§ Exercise aim: What follows is a block of records; restate each one word for word.

####################

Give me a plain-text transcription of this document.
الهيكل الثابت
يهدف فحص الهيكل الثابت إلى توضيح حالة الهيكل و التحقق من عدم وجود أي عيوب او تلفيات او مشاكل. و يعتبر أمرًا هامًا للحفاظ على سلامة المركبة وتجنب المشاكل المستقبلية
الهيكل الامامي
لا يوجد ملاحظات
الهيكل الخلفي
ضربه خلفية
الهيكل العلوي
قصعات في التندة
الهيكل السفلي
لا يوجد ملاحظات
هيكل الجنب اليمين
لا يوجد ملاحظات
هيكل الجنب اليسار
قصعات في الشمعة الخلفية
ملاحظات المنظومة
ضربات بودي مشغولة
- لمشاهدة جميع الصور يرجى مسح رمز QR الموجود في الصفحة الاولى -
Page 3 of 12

####################

§ Answer below:
Give me a plain-text transcription of this document.
الهيكل الثابت
يهدف فحص الهيكل الثابت إلى توضيح حالة الهيكل و التحقق من عدم وجود أي عيوب او تلفيات او مشاكل. و يعتبر أمرًا هامًا للحفاظ على سلامة المركبة وتجنب المشاكل المستقبلية
الهيكل الامامي
لا يوجد ملاحظات
الهيكل الخلفي
ضربه خلفية
الهيكل العلوي
قصعات في التندة
الهيكل السفلي
لا يوجد ملاحظات
هيكل الجنب اليمين
لا يوجد ملاحظات
هيكل الجنب اليسار
قصعات في الشمعة الخلفية
ملاحظات المنظومة
ضربات بودي مشغولة
- لمشاهدة جميع الصور يرجى مسح رمز QR الموجود في الصفحة الاولى -
Page 3 of 12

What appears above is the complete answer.